Collect all lines from the records below that include the word "电线电缆识别标志方法".

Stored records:
______________________________
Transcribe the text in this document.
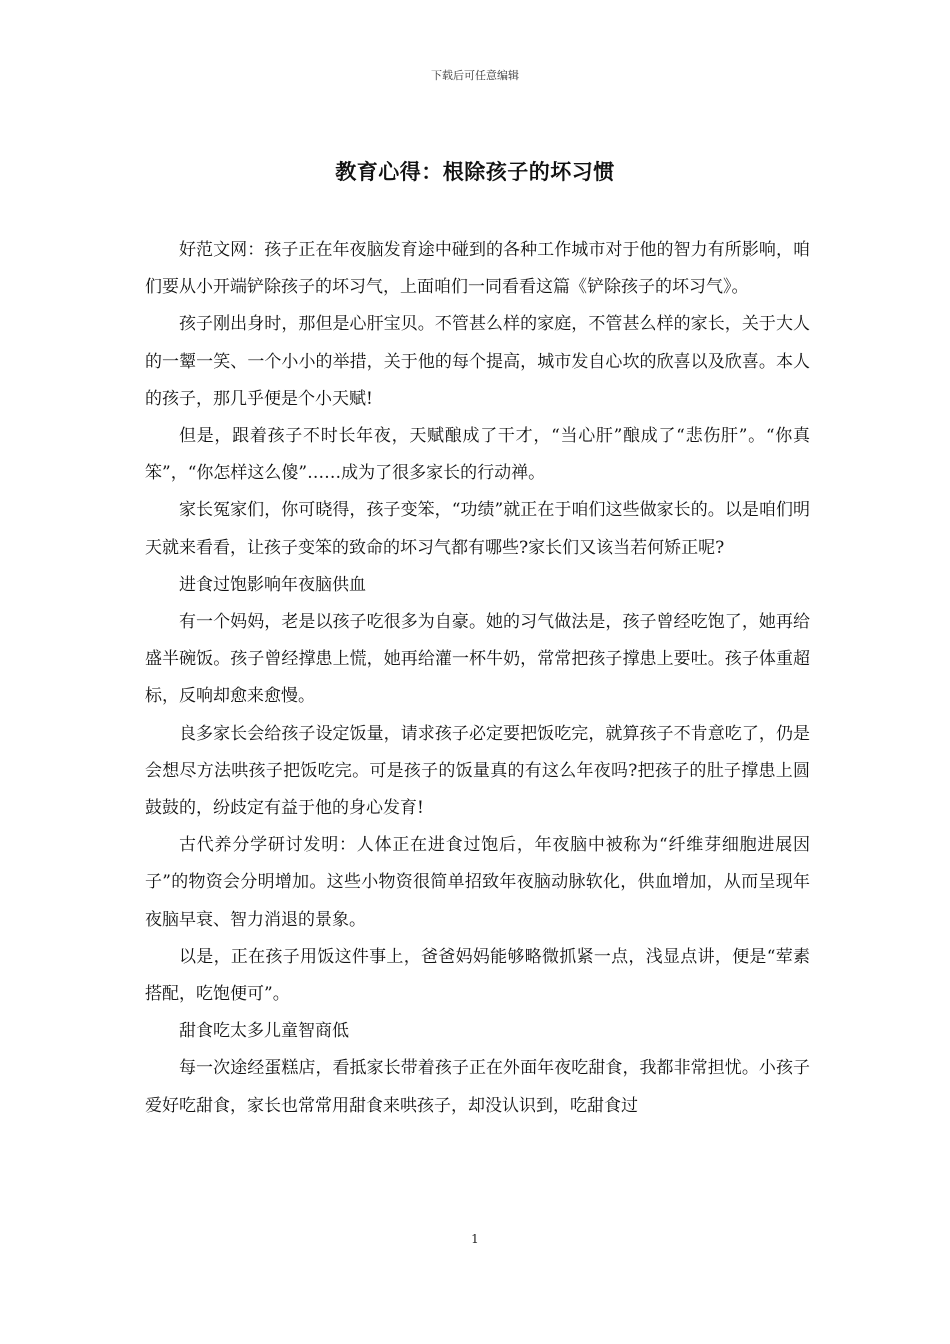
下载后可任意编辑
教育心得：根除孩子的坏习惯

好范文网：孩子正在年夜脑发育途中碰到的各种工作城市对于他的智力有所影响，咱们要从小开端铲除孩子的坏习气，上面咱们一同看看这篇《铲除孩子的坏习气》。

孩子刚出身时，那但是心肝宝贝。不管甚么样的家庭，不管甚么样的家长，关于大人的一颦一笑、一个小小的举措，关于他的每个提高，城市发自心坎的欣喜以及欣喜。本人的孩子，那几乎便是个小天赋!

但是，跟着孩子不时长年夜，天赋酿成了干才，“当心肝”酿成了“悲伤肝”。“你真笨”，“你怎样这么傻”……成为了很多家长的行动禅。

家长冤家们，你可晓得，孩子变笨，“功绩”就正在于咱们这些做家长的。以是咱们明天就来看看，让孩子变笨的致命的坏习气都有哪些?家长们又该当若何矫正呢?

进食过饱影响年夜脑供血

有一个妈妈，老是以孩子吃很多为自豪。她的习气做法是，孩子曾经吃饱了，她再给盛半碗饭。孩子曾经撑患上慌，她再给灌一杯牛奶，常常把孩子撑患上要吐。孩子体重超标，反响却愈来愈慢。

良多家长会给孩子设定饭量，请求孩子必定要把饭吃完，就算孩子不肯意吃了，仍是会想尽方法哄孩子把饭吃完。可是孩子的饭量真的有这么年夜吗?把孩子的肚子撑患上圆鼓鼓的，纷歧定有益于他的身心发育!

古代养分学研讨发明：人体正在进食过饱后，年夜脑中被称为“纤维芽细胞进展因子”的物资会分明增加。这些小物资很简单招致年夜脑动脉软化，供血增加，从而呈现年夜脑早衰、智力消退的景象。

以是，正在孩子用饭这件事上，爸爸妈妈能够略微抓紧一点，浅显点讲，便是“荤素搭配，吃饱便可”。

甜食吃太多儿童智商低

每一次途经蛋糕店，看抵家长带着孩子正在外面年夜吃甜食，我都非常担忧。小孩子爱好吃甜食，家长也常常用甜食来哄孩子，却没认识到，吃甜食过

1
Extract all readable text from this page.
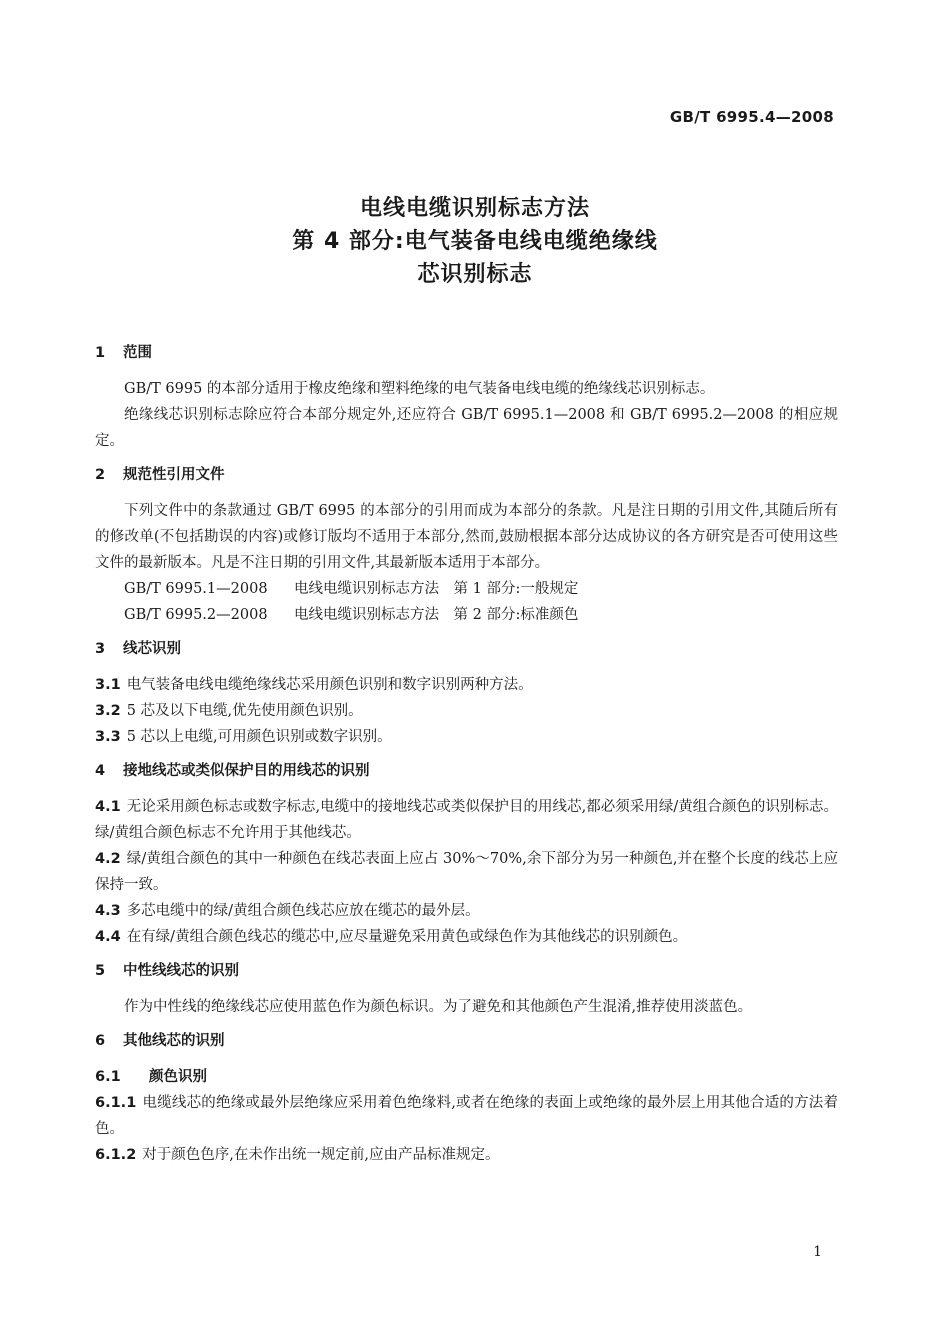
GB/T 6995.4—2008
电线电缆识别标志方法
第 4 部分:电气装备电线电缆绝缘线
芯识别标志
1 范围

GB/T 6995 的本部分适用于橡皮绝缘和塑料绝缘的电气装备电线电缆的绝缘线芯识别标志。

绝缘线芯识别标志除应符合本部分规定外,还应符合 GB/T 6995.1—2008 和 GB/T 6995.2—2008 的相应规定。

2 规范性引用文件

下列文件中的条款通过 GB/T 6995 的本部分的引用而成为本部分的条款。凡是注日期的引用文件,其随后所有的修改单(不包括勘误的内容)或修订版均不适用于本部分,然而,鼓励根据本部分达成协议的各方研究是否可使用这些文件的最新版本。凡是不注日期的引用文件,其最新版本适用于本部分。

GB/T 6995.1—2008 电线电缆识别标志方法　第 1 部分:一般规定

GB/T 6995.2—2008 电线电缆识别标志方法　第 2 部分:标准颜色

3 线芯识别

3.1 电气装备电线电缆绝缘线芯采用颜色识别和数字识别两种方法。

3.2 5 芯及以下电缆,优先使用颜色识别。

3.3 5 芯以上电缆,可用颜色识别或数字识别。

4 接地线芯或类似保护目的用线芯的识别

4.1 无论采用颜色标志或数字标志,电缆中的接地线芯或类似保护目的用线芯,都必须采用绿/黄组合颜色的识别标志。绿/黄组合颜色标志不允许用于其他线芯。

4.2 绿/黄组合颜色的其中一种颜色在线芯表面上应占 30%～70%,余下部分为另一种颜色,并在整个长度的线芯上应保持一致。

4.3 多芯电缆中的绿/黄组合颜色线芯应放在缆芯的最外层。

4.4 在有绿/黄组合颜色线芯的缆芯中,应尽量避免采用黄色或绿色作为其他线芯的识别颜色。

5 中性线线芯的识别

作为中性线的绝缘线芯应使用蓝色作为颜色标识。为了避免和其他颜色产生混淆,推荐使用淡蓝色。

6 其他线芯的识别
6.1 颜色识别

6.1.1 电缆线芯的绝缘或最外层绝缘应采用着色绝缘料,或者在绝缘的表面上或绝缘的最外层上用其他合适的方法着色。

6.1.2 对于颜色色序,在未作出统一规定前,应由产品标准规定。

1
______________________________
- _Answer to the exercise_
电线电缆识别标志方法
GB/T 6995.1—2008 电线电缆识别标志方法　第 1 部分:一般规定
GB/T 6995.2—2008 电线电缆识别标志方法　第 2 部分:标准颜色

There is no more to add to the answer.